- [Instructions to follow]:
Repeat the records word for word, excluding any picture.

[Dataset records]
§
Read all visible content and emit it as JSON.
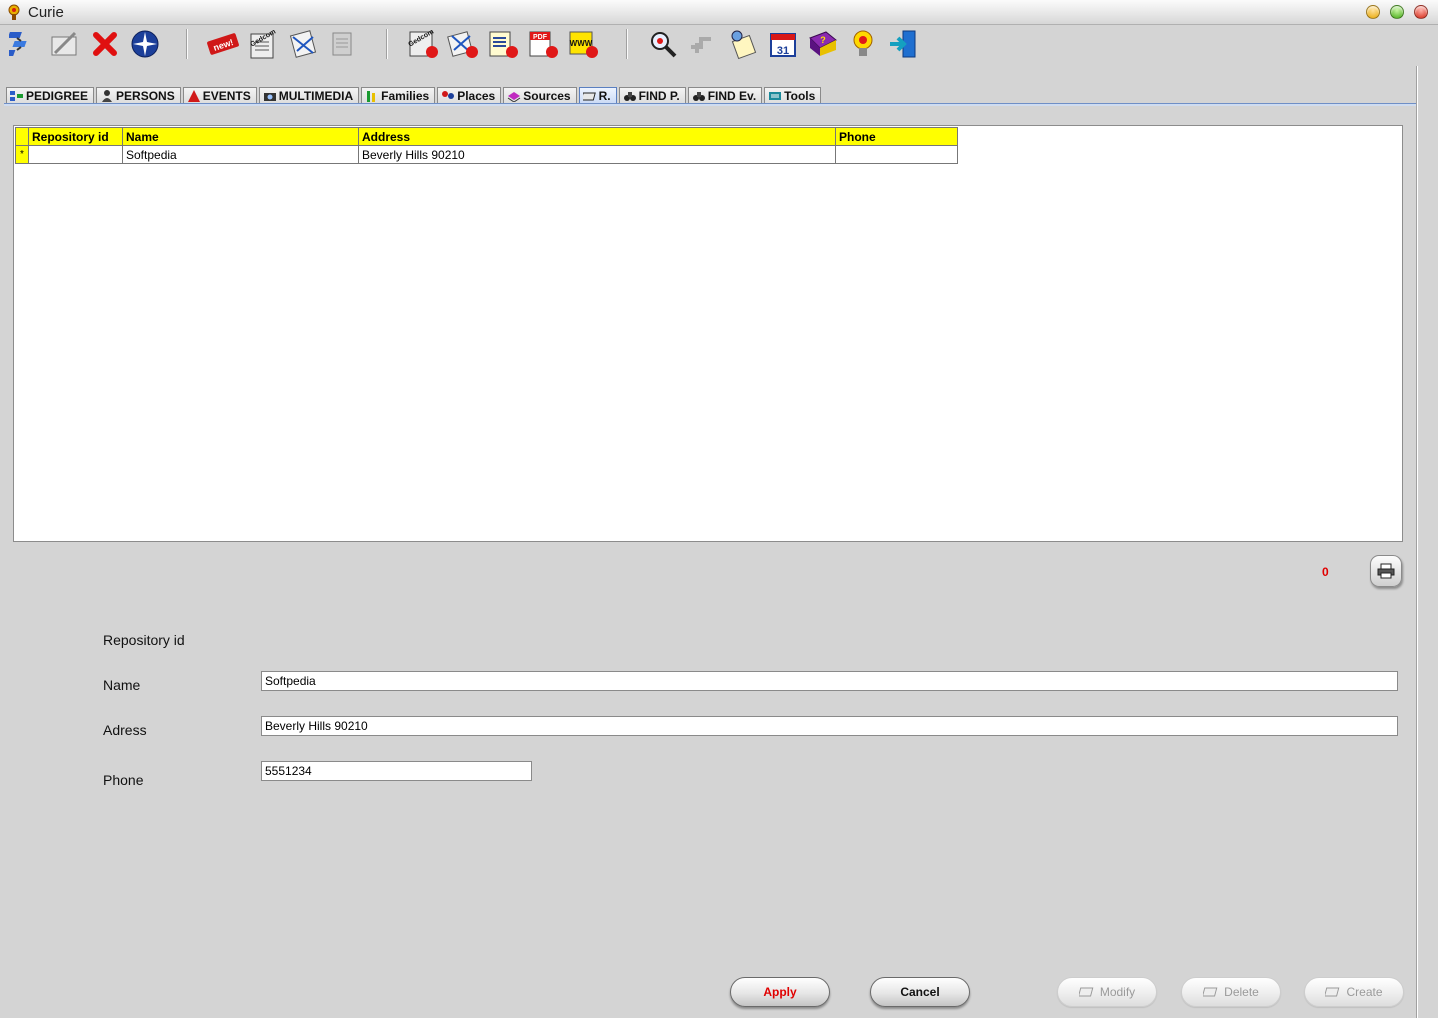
{
  "window": {
    "title": "Curie"
  },
  "toolbar": {
    "buttons": [
      {
        "icon": "tree-icon"
      },
      {
        "icon": "edit-pen-icon"
      },
      {
        "icon": "red-x-icon"
      },
      {
        "icon": "globe-icon"
      },
      {
        "icon": "new-badge-icon",
        "label": "new!"
      },
      {
        "icon": "gedcom-icon",
        "label": "Gedcom"
      },
      {
        "icon": "import-icon"
      },
      {
        "icon": "report-gray-icon"
      },
      {
        "icon": "gedcom-export-icon",
        "label": "Gedcom"
      },
      {
        "icon": "x-export-icon"
      },
      {
        "icon": "doc-export-icon"
      },
      {
        "icon": "pdf-export-icon",
        "label": "PDF"
      },
      {
        "icon": "www-export-icon",
        "label": "WWW"
      },
      {
        "icon": "search-icon"
      },
      {
        "icon": "links-icon"
      },
      {
        "icon": "scroll-icon"
      },
      {
        "icon": "calendar-icon",
        "label": "31"
      },
      {
        "icon": "help-book-icon",
        "label": "?"
      },
      {
        "icon": "lightbulb-icon"
      },
      {
        "icon": "exit-icon"
      }
    ]
  },
  "tabs": [
    {
      "label": "PEDIGREE",
      "icon": "pedigree-icon"
    },
    {
      "label": "PERSONS",
      "icon": "person-icon"
    },
    {
      "label": "EVENTS",
      "icon": "event-icon"
    },
    {
      "label": "MULTIMEDIA",
      "icon": "camera-icon"
    },
    {
      "label": "Families",
      "icon": "family-icon"
    },
    {
      "label": "Places",
      "icon": "places-icon"
    },
    {
      "label": "Sources",
      "icon": "sources-icon"
    },
    {
      "label": "R.",
      "icon": "repository-icon",
      "active": true
    },
    {
      "label": "FIND P.",
      "icon": "binoculars-icon"
    },
    {
      "label": "FIND Ev.",
      "icon": "binoculars-icon"
    },
    {
      "label": "Tools",
      "icon": "tools-icon"
    }
  ],
  "grid": {
    "columns": [
      "Repository id",
      "Name",
      "Address",
      "Phone"
    ],
    "rows": [
      {
        "indicator": "*",
        "cells": [
          "",
          "Softpedia",
          "Beverly Hills 90210",
          ""
        ]
      }
    ]
  },
  "record_count": "0",
  "form": {
    "repository_id_label": "Repository id",
    "name_label": "Name",
    "name_value": "Softpedia",
    "address_label": "Adress",
    "address_value": "Beverly Hills 90210",
    "phone_label": "Phone",
    "phone_value": "5551234"
  },
  "buttons": {
    "apply": "Apply",
    "cancel": "Cancel",
    "modify": "Modify",
    "delete": "Delete",
    "create": "Create"
  }
}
§
- [Completed exercise]:
Read all visible content and emit it as JSON.
{
  "window": {
    "title": "Curie"
  },
  "toolbar": {
    "buttons": [
      {
        "icon": "tree-icon"
      },
      {
        "icon": "edit-pen-icon"
      },
      {
        "icon": "red-x-icon"
      },
      {
        "icon": "globe-icon"
      },
      {
        "icon": "new-badge-icon",
        "label": "new!"
      },
      {
        "icon": "gedcom-icon",
        "label": "Gedcom"
      },
      {
        "icon": "import-icon"
      },
      {
        "icon": "report-gray-icon"
      },
      {
        "icon": "gedcom-export-icon",
        "label": "Gedcom"
      },
      {
        "icon": "x-export-icon"
      },
      {
        "icon": "doc-export-icon"
      },
      {
        "icon": "pdf-export-icon",
        "label": "PDF"
      },
      {
        "icon": "www-export-icon",
        "label": "WWW"
      },
      {
        "icon": "search-icon"
      },
      {
        "icon": "links-icon"
      },
      {
        "icon": "scroll-icon"
      },
      {
        "icon": "calendar-icon",
        "label": "31"
      },
      {
        "icon": "help-book-icon",
        "label": "?"
      },
      {
        "icon": "lightbulb-icon"
      },
      {
        "icon": "exit-icon"
      }
    ]
  },
  "tabs": [
    {
      "label": "PEDIGREE",
      "icon": "pedigree-icon"
    },
    {
      "label": "PERSONS",
      "icon": "person-icon"
    },
    {
      "label": "EVENTS",
      "icon": "event-icon"
    },
    {
      "label": "MULTIMEDIA",
      "icon": "camera-icon"
    },
    {
      "label": "Families",
      "icon": "family-icon"
    },
    {
      "label": "Places",
      "icon": "places-icon"
    },
    {
      "label": "Sources",
      "icon": "sources-icon"
    },
    {
      "label": "R.",
      "icon": "repository-icon",
      "active": true
    },
    {
      "label": "FIND P.",
      "icon": "binoculars-icon"
    },
    {
      "label": "FIND Ev.",
      "icon": "binoculars-icon"
    },
    {
      "label": "Tools",
      "icon": "tools-icon"
    }
  ],
  "grid": {
    "columns": [
      "Repository id",
      "Name",
      "Address",
      "Phone"
    ],
    "rows": [
      {
        "indicator": "*",
        "cells": [
          "",
          "Softpedia",
          "Beverly Hills 90210",
          ""
        ]
      }
    ]
  },
  "record_count": "0",
  "form": {
    "repository_id_label": "Repository id",
    "name_label": "Name",
    "name_value": "Softpedia",
    "address_label": "Adress",
    "address_value": "Beverly Hills 90210",
    "phone_label": "Phone",
    "phone_value": "5551234"
  },
  "buttons": {
    "apply": "Apply",
    "cancel": "Cancel",
    "modify": "Modify",
    "delete": "Delete",
    "create": "Create"
  }
}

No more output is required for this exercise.